Input material:
********************

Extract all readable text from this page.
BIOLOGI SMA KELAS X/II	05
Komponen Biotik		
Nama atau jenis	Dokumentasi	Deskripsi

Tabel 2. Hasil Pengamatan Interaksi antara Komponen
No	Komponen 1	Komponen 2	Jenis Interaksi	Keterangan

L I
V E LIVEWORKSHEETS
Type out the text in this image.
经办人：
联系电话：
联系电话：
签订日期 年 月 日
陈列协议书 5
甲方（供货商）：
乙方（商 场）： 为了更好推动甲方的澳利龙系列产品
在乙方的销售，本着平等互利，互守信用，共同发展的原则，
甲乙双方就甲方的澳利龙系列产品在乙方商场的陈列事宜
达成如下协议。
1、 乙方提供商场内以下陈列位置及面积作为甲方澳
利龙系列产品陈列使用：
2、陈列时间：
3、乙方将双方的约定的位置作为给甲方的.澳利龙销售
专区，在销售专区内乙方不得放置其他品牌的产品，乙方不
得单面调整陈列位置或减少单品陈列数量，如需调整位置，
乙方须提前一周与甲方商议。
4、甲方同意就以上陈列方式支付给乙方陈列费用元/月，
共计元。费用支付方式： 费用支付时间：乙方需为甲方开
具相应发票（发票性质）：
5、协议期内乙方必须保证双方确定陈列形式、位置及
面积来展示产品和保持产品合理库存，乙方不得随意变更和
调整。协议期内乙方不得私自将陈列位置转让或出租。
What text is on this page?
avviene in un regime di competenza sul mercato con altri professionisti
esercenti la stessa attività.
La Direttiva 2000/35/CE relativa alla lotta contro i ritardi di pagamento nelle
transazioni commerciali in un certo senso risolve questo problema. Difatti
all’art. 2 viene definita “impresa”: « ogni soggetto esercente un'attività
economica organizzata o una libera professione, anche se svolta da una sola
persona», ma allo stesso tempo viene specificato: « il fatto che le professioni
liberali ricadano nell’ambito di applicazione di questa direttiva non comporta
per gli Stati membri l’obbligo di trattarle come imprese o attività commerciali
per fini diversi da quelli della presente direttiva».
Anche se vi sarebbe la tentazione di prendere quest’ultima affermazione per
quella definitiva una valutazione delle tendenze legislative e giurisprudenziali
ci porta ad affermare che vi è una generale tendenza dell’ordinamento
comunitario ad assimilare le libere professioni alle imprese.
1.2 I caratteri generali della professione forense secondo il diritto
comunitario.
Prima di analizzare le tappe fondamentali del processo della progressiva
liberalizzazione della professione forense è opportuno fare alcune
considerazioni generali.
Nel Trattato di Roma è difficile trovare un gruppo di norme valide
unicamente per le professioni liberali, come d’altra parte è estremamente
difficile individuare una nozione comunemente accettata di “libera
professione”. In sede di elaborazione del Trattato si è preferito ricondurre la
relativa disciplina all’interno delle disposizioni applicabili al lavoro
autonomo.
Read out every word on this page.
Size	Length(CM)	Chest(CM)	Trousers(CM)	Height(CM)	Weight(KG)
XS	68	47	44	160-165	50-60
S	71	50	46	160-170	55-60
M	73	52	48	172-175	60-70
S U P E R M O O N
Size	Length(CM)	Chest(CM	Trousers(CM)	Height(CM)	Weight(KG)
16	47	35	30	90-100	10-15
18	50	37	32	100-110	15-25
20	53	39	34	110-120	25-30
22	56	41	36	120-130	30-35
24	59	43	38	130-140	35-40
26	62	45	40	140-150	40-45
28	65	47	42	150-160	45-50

********************

Exercise instructions:
Look through the listing above. Pick out each line with "professione" and copy it.

Solution to the exercise:
economica organizzata o una libera professione, anche se svolta da una sola
1.2 I caratteri generali della professione forense secondo il diritto
liberalizzazione della professione forense è opportuno fare alcune
professione”. In sede di elaborazione del Trattato si è preferito ricondurre la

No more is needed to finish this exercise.